Work to complete: Spot each line in the records below where the word "видно" occurs, then copy it.

Dataset records:
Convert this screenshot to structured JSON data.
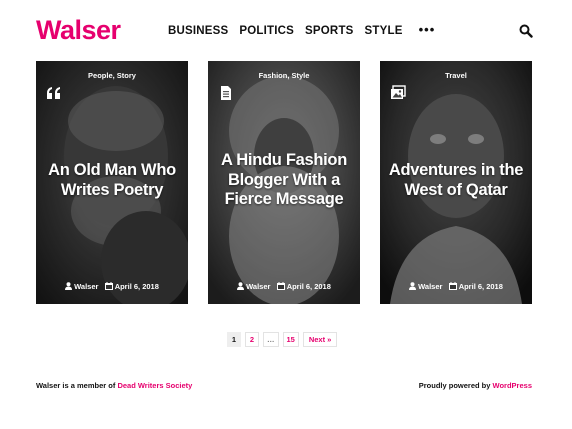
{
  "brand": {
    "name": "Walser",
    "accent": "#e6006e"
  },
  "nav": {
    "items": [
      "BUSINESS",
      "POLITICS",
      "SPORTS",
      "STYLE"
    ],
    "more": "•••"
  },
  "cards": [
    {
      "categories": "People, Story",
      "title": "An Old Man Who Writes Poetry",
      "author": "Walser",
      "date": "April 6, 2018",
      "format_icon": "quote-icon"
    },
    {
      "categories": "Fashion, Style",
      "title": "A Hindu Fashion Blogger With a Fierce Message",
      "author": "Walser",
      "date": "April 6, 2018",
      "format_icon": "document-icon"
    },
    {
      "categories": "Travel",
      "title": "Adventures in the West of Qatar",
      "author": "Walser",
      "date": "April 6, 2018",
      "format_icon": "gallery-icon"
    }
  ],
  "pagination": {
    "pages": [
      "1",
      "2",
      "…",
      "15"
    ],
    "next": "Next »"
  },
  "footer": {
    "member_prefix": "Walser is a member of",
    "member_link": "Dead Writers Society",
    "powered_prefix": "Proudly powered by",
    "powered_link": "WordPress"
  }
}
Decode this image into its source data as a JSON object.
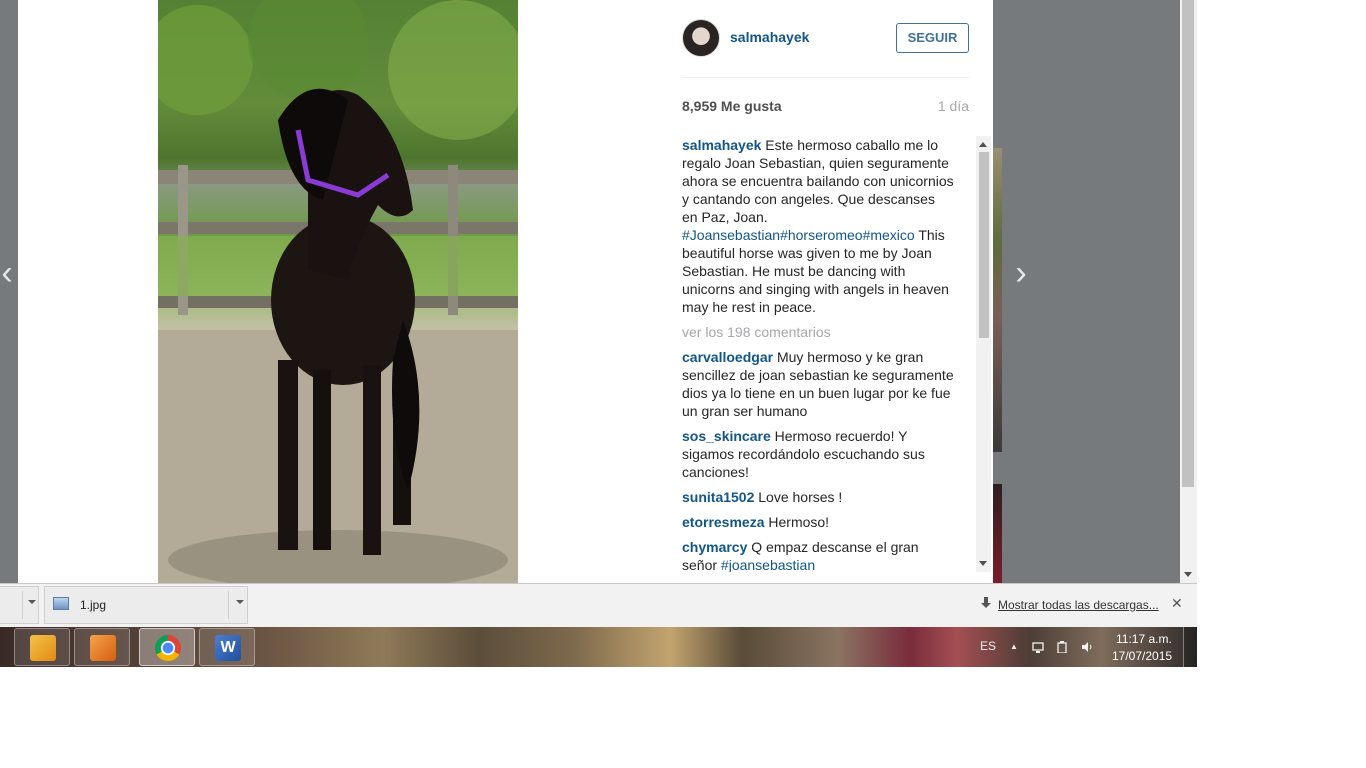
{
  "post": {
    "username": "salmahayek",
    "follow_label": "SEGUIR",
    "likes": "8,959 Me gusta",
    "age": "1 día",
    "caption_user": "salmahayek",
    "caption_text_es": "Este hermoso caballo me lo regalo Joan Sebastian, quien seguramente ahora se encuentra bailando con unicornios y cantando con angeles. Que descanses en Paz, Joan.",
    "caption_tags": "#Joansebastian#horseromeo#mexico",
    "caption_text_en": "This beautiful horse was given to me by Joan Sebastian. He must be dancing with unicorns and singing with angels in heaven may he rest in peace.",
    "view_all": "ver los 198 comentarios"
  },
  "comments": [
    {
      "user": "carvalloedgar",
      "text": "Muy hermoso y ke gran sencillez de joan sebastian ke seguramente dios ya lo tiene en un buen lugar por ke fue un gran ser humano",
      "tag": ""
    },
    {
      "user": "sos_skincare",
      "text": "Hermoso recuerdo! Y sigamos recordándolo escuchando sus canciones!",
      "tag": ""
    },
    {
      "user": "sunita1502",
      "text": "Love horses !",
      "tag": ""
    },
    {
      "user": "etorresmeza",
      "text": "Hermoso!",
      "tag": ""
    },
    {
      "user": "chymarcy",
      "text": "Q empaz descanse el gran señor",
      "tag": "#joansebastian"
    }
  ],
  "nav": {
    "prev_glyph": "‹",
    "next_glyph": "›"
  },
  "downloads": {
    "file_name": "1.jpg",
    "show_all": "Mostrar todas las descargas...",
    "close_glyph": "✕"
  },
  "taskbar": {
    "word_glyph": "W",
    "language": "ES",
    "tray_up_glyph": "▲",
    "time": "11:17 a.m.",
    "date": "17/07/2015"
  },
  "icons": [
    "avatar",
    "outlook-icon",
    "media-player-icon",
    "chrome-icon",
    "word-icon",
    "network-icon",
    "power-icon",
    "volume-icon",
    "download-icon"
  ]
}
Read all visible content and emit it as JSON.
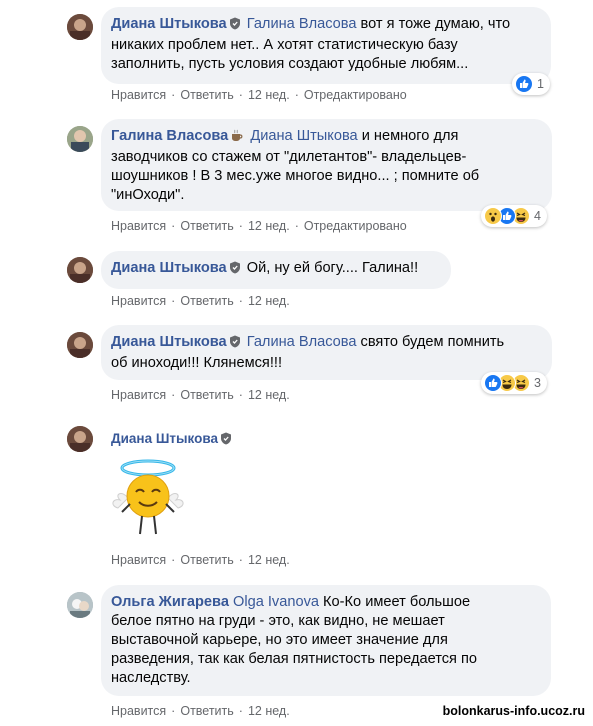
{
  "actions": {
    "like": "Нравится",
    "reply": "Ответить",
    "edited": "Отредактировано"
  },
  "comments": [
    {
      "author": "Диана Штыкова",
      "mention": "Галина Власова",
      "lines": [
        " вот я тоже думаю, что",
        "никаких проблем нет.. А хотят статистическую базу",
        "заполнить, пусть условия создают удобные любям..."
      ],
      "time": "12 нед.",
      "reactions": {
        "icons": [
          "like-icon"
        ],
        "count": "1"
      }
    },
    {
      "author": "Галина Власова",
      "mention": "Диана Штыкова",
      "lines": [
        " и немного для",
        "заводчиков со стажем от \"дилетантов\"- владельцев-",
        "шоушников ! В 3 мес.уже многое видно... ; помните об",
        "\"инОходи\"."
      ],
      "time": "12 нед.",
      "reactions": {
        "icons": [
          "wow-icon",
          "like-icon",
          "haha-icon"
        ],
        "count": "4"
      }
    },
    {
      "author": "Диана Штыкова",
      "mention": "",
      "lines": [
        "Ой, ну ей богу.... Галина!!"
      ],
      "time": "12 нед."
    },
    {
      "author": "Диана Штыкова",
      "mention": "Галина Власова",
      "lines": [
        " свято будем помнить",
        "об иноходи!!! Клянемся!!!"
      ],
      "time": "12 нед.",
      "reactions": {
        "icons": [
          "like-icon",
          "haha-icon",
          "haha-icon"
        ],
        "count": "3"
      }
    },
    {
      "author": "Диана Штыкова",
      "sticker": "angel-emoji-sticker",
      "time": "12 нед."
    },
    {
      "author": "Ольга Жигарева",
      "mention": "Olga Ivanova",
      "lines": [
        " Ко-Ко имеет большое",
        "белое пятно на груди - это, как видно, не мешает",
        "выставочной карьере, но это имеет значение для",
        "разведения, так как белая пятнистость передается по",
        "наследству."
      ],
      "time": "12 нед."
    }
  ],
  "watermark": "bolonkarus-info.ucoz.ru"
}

Reply to the task:
        "шоушников ! В 3 мес.уже многое видно... ; помните об",
        "белое пятно на груди - это, как видно, не мешает",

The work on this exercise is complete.